Required task - Count the lines in the rows below that contain the string "name", and reply with that number alone.

Items -
==*==
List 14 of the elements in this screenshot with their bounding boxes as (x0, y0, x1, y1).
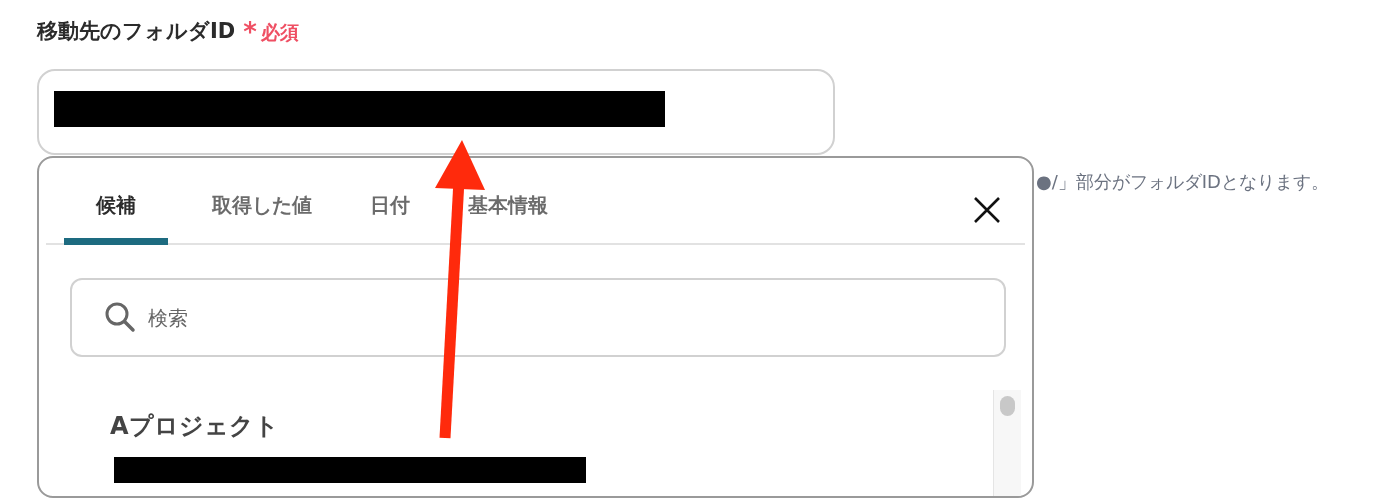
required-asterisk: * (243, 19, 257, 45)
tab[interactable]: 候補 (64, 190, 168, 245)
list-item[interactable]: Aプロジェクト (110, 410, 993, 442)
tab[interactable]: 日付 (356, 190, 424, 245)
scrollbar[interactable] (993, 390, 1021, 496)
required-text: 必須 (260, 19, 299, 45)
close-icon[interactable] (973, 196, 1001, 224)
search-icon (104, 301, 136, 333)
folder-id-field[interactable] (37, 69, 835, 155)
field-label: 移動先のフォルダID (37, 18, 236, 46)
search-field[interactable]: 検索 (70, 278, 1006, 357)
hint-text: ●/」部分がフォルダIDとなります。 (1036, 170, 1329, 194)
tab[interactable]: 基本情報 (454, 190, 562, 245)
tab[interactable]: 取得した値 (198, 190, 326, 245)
==*==
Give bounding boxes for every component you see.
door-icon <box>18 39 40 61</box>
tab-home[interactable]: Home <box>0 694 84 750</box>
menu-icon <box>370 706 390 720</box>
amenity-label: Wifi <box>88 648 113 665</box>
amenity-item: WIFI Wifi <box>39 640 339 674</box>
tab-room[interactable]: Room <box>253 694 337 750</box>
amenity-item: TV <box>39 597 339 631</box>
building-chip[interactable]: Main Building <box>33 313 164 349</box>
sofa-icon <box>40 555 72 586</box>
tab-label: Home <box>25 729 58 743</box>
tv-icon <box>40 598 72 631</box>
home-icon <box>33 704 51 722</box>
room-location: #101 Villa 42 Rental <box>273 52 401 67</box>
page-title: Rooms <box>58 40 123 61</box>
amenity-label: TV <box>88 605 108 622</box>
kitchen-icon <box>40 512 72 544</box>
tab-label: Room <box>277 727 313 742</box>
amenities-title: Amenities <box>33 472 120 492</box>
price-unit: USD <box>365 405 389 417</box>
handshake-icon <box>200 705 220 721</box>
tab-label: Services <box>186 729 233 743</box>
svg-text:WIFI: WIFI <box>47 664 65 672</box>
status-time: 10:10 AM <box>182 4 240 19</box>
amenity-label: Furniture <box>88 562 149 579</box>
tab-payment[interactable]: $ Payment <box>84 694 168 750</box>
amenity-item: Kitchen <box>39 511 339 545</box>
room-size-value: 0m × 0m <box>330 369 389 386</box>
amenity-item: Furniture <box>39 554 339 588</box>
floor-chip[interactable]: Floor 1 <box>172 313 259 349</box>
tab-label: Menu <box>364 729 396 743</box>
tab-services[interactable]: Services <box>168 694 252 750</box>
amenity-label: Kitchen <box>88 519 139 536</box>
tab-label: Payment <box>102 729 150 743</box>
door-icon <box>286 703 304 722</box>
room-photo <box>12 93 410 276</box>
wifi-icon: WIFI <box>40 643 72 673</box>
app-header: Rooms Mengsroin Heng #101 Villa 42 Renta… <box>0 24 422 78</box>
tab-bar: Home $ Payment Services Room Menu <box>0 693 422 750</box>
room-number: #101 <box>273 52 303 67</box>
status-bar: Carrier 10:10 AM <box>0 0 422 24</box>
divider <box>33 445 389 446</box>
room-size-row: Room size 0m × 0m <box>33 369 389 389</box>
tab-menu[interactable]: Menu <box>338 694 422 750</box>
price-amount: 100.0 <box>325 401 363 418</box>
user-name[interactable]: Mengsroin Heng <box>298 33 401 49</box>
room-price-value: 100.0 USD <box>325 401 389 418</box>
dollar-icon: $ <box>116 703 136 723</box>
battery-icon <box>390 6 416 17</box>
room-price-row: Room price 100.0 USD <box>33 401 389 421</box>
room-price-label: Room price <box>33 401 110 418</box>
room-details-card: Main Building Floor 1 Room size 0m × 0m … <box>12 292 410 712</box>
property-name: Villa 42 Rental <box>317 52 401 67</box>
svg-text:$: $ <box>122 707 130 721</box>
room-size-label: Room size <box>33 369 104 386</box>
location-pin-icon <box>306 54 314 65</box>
==*==
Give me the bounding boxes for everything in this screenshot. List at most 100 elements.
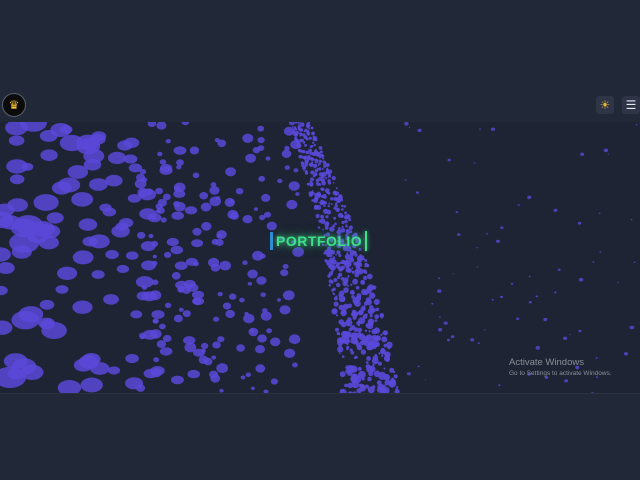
==*==
Solved problem - 2